* [Directive] Output every entry exactly as given.

* [Excerpted records]
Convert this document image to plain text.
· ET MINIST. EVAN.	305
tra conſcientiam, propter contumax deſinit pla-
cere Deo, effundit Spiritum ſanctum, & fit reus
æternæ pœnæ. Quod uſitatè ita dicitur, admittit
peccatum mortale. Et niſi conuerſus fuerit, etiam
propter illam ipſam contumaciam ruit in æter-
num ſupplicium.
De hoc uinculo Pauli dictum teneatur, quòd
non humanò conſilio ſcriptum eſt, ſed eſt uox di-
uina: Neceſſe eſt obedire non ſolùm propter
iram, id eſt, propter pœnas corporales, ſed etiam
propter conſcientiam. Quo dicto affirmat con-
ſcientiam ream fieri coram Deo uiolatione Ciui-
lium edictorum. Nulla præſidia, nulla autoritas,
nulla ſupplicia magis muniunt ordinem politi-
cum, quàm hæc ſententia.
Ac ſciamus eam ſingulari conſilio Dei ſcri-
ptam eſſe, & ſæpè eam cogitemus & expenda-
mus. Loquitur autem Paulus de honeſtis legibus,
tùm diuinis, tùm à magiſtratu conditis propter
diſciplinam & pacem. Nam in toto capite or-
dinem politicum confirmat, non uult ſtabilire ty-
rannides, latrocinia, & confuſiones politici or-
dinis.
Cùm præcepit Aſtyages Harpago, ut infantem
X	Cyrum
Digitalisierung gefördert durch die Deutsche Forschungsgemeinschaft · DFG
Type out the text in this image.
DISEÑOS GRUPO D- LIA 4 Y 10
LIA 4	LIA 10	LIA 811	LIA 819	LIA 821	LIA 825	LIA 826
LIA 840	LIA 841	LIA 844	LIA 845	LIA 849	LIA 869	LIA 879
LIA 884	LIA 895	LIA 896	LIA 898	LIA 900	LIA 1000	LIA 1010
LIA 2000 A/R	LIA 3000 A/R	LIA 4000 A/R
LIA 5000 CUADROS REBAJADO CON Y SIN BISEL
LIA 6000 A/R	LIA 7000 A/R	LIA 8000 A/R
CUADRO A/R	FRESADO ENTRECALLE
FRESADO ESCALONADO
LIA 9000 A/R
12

* [Correct answer]
Convert this document image to plain text.
· ET MINIST. EVAN.	305
tra conſcientiam, propter contumax deſinit pla-
cere Deo, effundit Spiritum ſanctum, & fit reus
æternæ pœnæ. Quod uſitatè ita dicitur, admittit
peccatum mortale. Et niſi conuerſus fuerit, etiam
propter illam ipſam contumaciam ruit in æter-
num ſupplicium.
De hoc uinculo Pauli dictum teneatur, quòd
non humanò conſilio ſcriptum eſt, ſed eſt uox di-
uina: Neceſſe eſt obedire non ſolùm propter
iram, id eſt, propter pœnas corporales, ſed etiam
propter conſcientiam. Quo dicto affirmat con-
ſcientiam ream fieri coram Deo uiolatione Ciui-
lium edictorum. Nulla præſidia, nulla autoritas,
nulla ſupplicia magis muniunt ordinem politi-
cum, quàm hæc ſententia.
Ac ſciamus eam ſingulari conſilio Dei ſcri-
ptam eſſe, & ſæpè eam cogitemus & expenda-
mus. Loquitur autem Paulus de honeſtis legibus,
tùm diuinis, tùm à magiſtratu conditis propter
diſciplinam & pacem. Nam in toto capite or-
dinem politicum confirmat, non uult ſtabilire ty-
rannides, latrocinia, & confuſiones politici or-
dinis.
Cùm præcepit Aſtyages Harpago, ut infantem
X	Cyrum
Digitalisierung gefördert durch die Deutsche Forschungsgemeinschaft · DFG
Type out the text in this image.
DISEÑOS GRUPO D- LIA 4 Y 10
LIA 4	LIA 10	LIA 811	LIA 819	LIA 821	LIA 825	LIA 826
LIA 840	LIA 841	LIA 844	LIA 845	LIA 849	LIA 869	LIA 879
LIA 884	LIA 895	LIA 896	LIA 898	LIA 900	LIA 1000	LIA 1010
LIA 2000 A/R	LIA 3000 A/R	LIA 4000 A/R
LIA 5000 CUADROS REBAJADO CON Y SIN BISEL
LIA 6000 A/R	LIA 7000 A/R	LIA 8000 A/R
CUADRO A/R	FRESADO ENTRECALLE
FRESADO ESCALONADO
LIA 9000 A/R
12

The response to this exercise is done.